**WHAT IS BEING ASKED**
Output the material beneath exactly, leaving nothing out.

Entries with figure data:
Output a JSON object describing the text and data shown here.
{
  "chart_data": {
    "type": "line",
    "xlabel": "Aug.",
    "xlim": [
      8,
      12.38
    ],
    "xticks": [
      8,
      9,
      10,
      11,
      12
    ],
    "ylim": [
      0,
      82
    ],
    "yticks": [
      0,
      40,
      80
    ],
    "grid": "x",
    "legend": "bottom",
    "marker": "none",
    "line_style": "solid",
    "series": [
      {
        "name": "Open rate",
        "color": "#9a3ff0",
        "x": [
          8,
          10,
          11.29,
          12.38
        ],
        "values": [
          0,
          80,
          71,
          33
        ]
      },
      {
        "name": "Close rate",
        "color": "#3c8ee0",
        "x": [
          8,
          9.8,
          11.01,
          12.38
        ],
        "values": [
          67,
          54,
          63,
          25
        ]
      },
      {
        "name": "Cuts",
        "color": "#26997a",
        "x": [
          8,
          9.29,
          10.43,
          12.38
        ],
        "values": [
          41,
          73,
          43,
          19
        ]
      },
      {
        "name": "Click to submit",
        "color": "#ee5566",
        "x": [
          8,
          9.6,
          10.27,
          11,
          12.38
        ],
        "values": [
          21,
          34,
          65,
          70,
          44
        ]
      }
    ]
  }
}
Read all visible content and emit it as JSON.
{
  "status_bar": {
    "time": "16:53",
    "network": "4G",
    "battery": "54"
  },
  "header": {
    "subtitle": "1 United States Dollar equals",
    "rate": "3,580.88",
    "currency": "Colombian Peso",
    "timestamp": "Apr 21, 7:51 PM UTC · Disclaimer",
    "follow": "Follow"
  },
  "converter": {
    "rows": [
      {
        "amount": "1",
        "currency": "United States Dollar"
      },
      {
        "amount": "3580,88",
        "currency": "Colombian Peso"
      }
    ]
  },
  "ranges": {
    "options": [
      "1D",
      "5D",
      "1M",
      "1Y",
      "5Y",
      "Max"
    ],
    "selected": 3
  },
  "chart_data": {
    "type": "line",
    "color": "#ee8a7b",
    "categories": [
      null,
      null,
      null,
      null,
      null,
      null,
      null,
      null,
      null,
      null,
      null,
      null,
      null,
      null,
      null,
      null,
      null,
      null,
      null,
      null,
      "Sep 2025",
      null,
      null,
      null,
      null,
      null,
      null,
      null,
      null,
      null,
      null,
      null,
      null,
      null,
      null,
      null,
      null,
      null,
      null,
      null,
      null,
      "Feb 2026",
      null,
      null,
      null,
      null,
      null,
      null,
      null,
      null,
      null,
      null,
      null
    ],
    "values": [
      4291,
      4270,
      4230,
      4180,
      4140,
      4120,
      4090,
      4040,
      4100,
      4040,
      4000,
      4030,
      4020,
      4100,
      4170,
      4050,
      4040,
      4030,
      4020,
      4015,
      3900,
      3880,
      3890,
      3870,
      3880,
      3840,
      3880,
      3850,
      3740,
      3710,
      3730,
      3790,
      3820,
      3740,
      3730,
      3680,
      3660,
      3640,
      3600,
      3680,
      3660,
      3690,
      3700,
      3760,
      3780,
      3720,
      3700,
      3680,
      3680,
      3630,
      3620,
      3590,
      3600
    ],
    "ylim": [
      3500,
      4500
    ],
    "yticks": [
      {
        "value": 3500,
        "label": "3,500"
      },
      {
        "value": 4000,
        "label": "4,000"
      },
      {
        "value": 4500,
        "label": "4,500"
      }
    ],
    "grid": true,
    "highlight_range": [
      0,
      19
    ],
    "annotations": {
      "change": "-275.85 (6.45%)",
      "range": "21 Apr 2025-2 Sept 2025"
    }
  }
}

**EXERCISE OUTPUT**
Output a JSON object describing the text and data shown here.
{
  "chart_data": {
    "type": "line",
    "xlabel": "Aug.",
    "xlim": [
      8,
      12.38
    ],
    "xticks": [
      8,
      9,
      10,
      11,
      12
    ],
    "ylim": [
      0,
      82
    ],
    "yticks": [
      0,
      40,
      80
    ],
    "grid": "x",
    "legend": "bottom",
    "marker": "none",
    "line_style": "solid",
    "series": [
      {
        "name": "Open rate",
        "color": "#9a3ff0",
        "x": [
          8,
          10,
          11.29,
          12.38
        ],
        "values": [
          0,
          80,
          71,
          33
        ]
      },
      {
        "name": "Close rate",
        "color": "#3c8ee0",
        "x": [
          8,
          9.8,
          11.01,
          12.38
        ],
        "values": [
          67,
          54,
          63,
          25
        ]
      },
      {
        "name": "Cuts",
        "color": "#26997a",
        "x": [
          8,
          9.29,
          10.43,
          12.38
        ],
        "values": [
          41,
          73,
          43,
          19
        ]
      },
      {
        "name": "Click to submit",
        "color": "#ee5566",
        "x": [
          8,
          9.6,
          10.27,
          11,
          12.38
        ],
        "values": [
          21,
          34,
          65,
          70,
          44
        ]
      }
    ]
  }
}
Read all visible content and emit it as JSON.
{
  "status_bar": {
    "time": "16:53",
    "network": "4G",
    "battery": "54"
  },
  "header": {
    "subtitle": "1 United States Dollar equals",
    "rate": "3,580.88",
    "currency": "Colombian Peso",
    "timestamp": "Apr 21, 7:51 PM UTC · Disclaimer",
    "follow": "Follow"
  },
  "converter": {
    "rows": [
      {
        "amount": "1",
        "currency": "United States Dollar"
      },
      {
        "amount": "3580,88",
        "currency": "Colombian Peso"
      }
    ]
  },
  "ranges": {
    "options": [
      "1D",
      "5D",
      "1M",
      "1Y",
      "5Y",
      "Max"
    ],
    "selected": 3
  },
  "chart_data": {
    "type": "line",
    "color": "#ee8a7b",
    "categories": [
      null,
      null,
      null,
      null,
      null,
      null,
      null,
      null,
      null,
      null,
      null,
      null,
      null,
      null,
      null,
      null,
      null,
      null,
      null,
      null,
      "Sep 2025",
      null,
      null,
      null,
      null,
      null,
      null,
      null,
      null,
      null,
      null,
      null,
      null,
      null,
      null,
      null,
      null,
      null,
      null,
      null,
      null,
      "Feb 2026",
      null,
      null,
      null,
      null,
      null,
      null,
      null,
      null,
      null,
      null,
      null
    ],
    "values": [
      4291,
      4270,
      4230,
      4180,
      4140,
      4120,
      4090,
      4040,
      4100,
      4040,
      4000,
      4030,
      4020,
      4100,
      4170,
      4050,
      4040,
      4030,
      4020,
      4015,
      3900,
      3880,
      3890,
      3870,
      3880,
      3840,
      3880,
      3850,
      3740,
      3710,
      3730,
      3790,
      3820,
      3740,
      3730,
      3680,
      3660,
      3640,
      3600,
      3680,
      3660,
      3690,
      3700,
      3760,
      3780,
      3720,
      3700,
      3680,
      3680,
      3630,
      3620,
      3590,
      3600
    ],
    "ylim": [
      3500,
      4500
    ],
    "yticks": [
      {
        "value": 3500,
        "label": "3,500"
      },
      {
        "value": 4000,
        "label": "4,000"
      },
      {
        "value": 4500,
        "label": "4,500"
      }
    ],
    "grid": true,
    "highlight_range": [
      0,
      19
    ],
    "annotations": {
      "change": "-275.85 (6.45%)",
      "range": "21 Apr 2025-2 Sept 2025"
    }
  }
}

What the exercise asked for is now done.